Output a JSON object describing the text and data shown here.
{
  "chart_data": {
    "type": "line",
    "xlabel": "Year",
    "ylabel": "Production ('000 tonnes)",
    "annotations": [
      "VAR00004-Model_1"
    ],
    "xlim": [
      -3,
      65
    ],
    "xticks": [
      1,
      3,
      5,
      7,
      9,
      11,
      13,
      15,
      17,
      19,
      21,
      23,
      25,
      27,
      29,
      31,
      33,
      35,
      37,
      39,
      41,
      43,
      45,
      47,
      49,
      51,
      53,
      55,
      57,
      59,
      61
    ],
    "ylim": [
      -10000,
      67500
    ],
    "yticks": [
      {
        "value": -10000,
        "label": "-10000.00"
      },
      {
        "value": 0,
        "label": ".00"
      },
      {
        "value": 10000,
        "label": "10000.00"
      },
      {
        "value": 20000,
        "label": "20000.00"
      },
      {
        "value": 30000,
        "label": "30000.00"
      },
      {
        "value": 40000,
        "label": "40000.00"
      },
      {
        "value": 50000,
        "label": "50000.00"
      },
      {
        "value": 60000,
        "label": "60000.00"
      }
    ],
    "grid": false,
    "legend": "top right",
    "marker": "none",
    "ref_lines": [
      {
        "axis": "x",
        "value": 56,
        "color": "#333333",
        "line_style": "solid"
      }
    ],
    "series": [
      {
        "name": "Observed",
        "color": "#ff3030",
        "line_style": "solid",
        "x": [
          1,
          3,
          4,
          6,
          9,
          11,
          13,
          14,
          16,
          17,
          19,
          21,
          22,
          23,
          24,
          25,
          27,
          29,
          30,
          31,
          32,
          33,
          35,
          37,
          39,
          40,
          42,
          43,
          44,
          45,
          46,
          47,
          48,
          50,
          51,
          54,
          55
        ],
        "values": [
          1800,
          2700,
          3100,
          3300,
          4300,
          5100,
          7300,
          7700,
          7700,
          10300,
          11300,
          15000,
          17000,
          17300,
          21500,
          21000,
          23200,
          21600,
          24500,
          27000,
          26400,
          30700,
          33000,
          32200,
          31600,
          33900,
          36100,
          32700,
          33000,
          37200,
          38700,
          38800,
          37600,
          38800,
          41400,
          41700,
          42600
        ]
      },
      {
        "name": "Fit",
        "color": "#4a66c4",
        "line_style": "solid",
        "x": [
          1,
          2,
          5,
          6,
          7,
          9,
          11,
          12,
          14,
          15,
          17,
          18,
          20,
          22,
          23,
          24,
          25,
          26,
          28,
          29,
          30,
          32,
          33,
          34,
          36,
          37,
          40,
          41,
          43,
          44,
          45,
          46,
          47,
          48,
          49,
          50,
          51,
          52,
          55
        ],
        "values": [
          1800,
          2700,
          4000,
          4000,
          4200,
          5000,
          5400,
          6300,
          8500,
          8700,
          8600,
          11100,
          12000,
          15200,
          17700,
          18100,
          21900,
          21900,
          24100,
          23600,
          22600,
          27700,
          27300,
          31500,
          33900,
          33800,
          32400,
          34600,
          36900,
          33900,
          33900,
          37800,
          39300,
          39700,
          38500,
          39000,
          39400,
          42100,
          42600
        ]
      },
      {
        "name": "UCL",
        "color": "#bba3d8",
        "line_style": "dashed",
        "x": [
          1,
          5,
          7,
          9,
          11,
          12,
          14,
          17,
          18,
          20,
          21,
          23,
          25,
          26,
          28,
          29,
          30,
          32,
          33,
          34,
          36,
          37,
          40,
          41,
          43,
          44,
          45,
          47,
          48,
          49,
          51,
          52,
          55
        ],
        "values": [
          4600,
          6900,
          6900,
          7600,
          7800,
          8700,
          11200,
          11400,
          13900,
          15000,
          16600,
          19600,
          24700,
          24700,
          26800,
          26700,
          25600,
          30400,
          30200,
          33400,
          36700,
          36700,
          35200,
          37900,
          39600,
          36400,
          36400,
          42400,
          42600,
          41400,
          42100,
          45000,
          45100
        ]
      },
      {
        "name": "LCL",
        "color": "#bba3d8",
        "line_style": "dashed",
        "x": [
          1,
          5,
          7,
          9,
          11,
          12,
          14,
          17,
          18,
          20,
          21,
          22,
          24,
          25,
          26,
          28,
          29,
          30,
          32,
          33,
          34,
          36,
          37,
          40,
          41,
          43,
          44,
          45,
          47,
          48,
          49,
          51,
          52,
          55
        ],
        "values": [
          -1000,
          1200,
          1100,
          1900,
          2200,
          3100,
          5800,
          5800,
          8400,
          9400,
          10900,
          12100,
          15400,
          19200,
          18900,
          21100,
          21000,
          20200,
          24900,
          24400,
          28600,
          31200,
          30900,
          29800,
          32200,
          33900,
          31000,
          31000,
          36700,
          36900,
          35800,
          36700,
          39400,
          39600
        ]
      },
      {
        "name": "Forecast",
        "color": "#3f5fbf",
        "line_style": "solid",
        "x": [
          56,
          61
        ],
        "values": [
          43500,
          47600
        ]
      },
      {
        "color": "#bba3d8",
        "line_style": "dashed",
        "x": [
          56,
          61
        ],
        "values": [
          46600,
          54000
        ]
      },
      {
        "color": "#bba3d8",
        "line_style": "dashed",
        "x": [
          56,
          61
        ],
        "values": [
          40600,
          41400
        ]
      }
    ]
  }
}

+++

WHAT IS EXPECTED - Reproduce the records word for word.

EXERCISE RESULT -
Output a JSON object describing the text and data shown here.
{
  "chart_data": {
    "type": "line",
    "xlabel": "Year",
    "ylabel": "Production ('000 tonnes)",
    "annotations": [
      "VAR00004-Model_1"
    ],
    "xlim": [
      -3,
      65
    ],
    "xticks": [
      1,
      3,
      5,
      7,
      9,
      11,
      13,
      15,
      17,
      19,
      21,
      23,
      25,
      27,
      29,
      31,
      33,
      35,
      37,
      39,
      41,
      43,
      45,
      47,
      49,
      51,
      53,
      55,
      57,
      59,
      61
    ],
    "ylim": [
      -10000,
      67500
    ],
    "yticks": [
      {
        "value": -10000,
        "label": "-10000.00"
      },
      {
        "value": 0,
        "label": ".00"
      },
      {
        "value": 10000,
        "label": "10000.00"
      },
      {
        "value": 20000,
        "label": "20000.00"
      },
      {
        "value": 30000,
        "label": "30000.00"
      },
      {
        "value": 40000,
        "label": "40000.00"
      },
      {
        "value": 50000,
        "label": "50000.00"
      },
      {
        "value": 60000,
        "label": "60000.00"
      }
    ],
    "grid": false,
    "legend": "top right",
    "marker": "none",
    "ref_lines": [
      {
        "axis": "x",
        "value": 56,
        "color": "#333333",
        "line_style": "solid"
      }
    ],
    "series": [
      {
        "name": "Observed",
        "color": "#ff3030",
        "line_style": "solid",
        "x": [
          1,
          3,
          4,
          6,
          9,
          11,
          13,
          14,
          16,
          17,
          19,
          21,
          22,
          23,
          24,
          25,
          27,
          29,
          30,
          31,
          32,
          33,
          35,
          37,
          39,
          40,
          42,
          43,
          44,
          45,
          46,
          47,
          48,
          50,
          51,
          54,
          55
        ],
        "values": [
          1800,
          2700,
          3100,
          3300,
          4300,
          5100,
          7300,
          7700,
          7700,
          10300,
          11300,
          15000,
          17000,
          17300,
          21500,
          21000,
          23200,
          21600,
          24500,
          27000,
          26400,
          30700,
          33000,
          32200,
          31600,
          33900,
          36100,
          32700,
          33000,
          37200,
          38700,
          38800,
          37600,
          38800,
          41400,
          41700,
          42600
        ]
      },
      {
        "name": "Fit",
        "color": "#4a66c4",
        "line_style": "solid",
        "x": [
          1,
          2,
          5,
          6,
          7,
          9,
          11,
          12,
          14,
          15,
          17,
          18,
          20,
          22,
          23,
          24,
          25,
          26,
          28,
          29,
          30,
          32,
          33,
          34,
          36,
          37,
          40,
          41,
          43,
          44,
          45,
          46,
          47,
          48,
          49,
          50,
          51,
          52,
          55
        ],
        "values": [
          1800,
          2700,
          4000,
          4000,
          4200,
          5000,
          5400,
          6300,
          8500,
          8700,
          8600,
          11100,
          12000,
          15200,
          17700,
          18100,
          21900,
          21900,
          24100,
          23600,
          22600,
          27700,
          27300,
          31500,
          33900,
          33800,
          32400,
          34600,
          36900,
          33900,
          33900,
          37800,
          39300,
          39700,
          38500,
          39000,
          39400,
          42100,
          42600
        ]
      },
      {
        "name": "UCL",
        "color": "#bba3d8",
        "line_style": "dashed",
        "x": [
          1,
          5,
          7,
          9,
          11,
          12,
          14,
          17,
          18,
          20,
          21,
          23,
          25,
          26,
          28,
          29,
          30,
          32,
          33,
          34,
          36,
          37,
          40,
          41,
          43,
          44,
          45,
          47,
          48,
          49,
          51,
          52,
          55
        ],
        "values": [
          4600,
          6900,
          6900,
          7600,
          7800,
          8700,
          11200,
          11400,
          13900,
          15000,
          16600,
          19600,
          24700,
          24700,
          26800,
          26700,
          25600,
          30400,
          30200,
          33400,
          36700,
          36700,
          35200,
          37900,
          39600,
          36400,
          36400,
          42400,
          42600,
          41400,
          42100,
          45000,
          45100
        ]
      },
      {
        "name": "LCL",
        "color": "#bba3d8",
        "line_style": "dashed",
        "x": [
          1,
          5,
          7,
          9,
          11,
          12,
          14,
          17,
          18,
          20,
          21,
          22,
          24,
          25,
          26,
          28,
          29,
          30,
          32,
          33,
          34,
          36,
          37,
          40,
          41,
          43,
          44,
          45,
          47,
          48,
          49,
          51,
          52,
          55
        ],
        "values": [
          -1000,
          1200,
          1100,
          1900,
          2200,
          3100,
          5800,
          5800,
          8400,
          9400,
          10900,
          12100,
          15400,
          19200,
          18900,
          21100,
          21000,
          20200,
          24900,
          24400,
          28600,
          31200,
          30900,
          29800,
          32200,
          33900,
          31000,
          31000,
          36700,
          36900,
          35800,
          36700,
          39400,
          39600
        ]
      },
      {
        "name": "Forecast",
        "color": "#3f5fbf",
        "line_style": "solid",
        "x": [
          56,
          61
        ],
        "values": [
          43500,
          47600
        ]
      },
      {
        "color": "#bba3d8",
        "line_style": "dashed",
        "x": [
          56,
          61
        ],
        "values": [
          46600,
          54000
        ]
      },
      {
        "color": "#bba3d8",
        "line_style": "dashed",
        "x": [
          56,
          61
        ],
        "values": [
          40600,
          41400
        ]
      }
    ]
  }
}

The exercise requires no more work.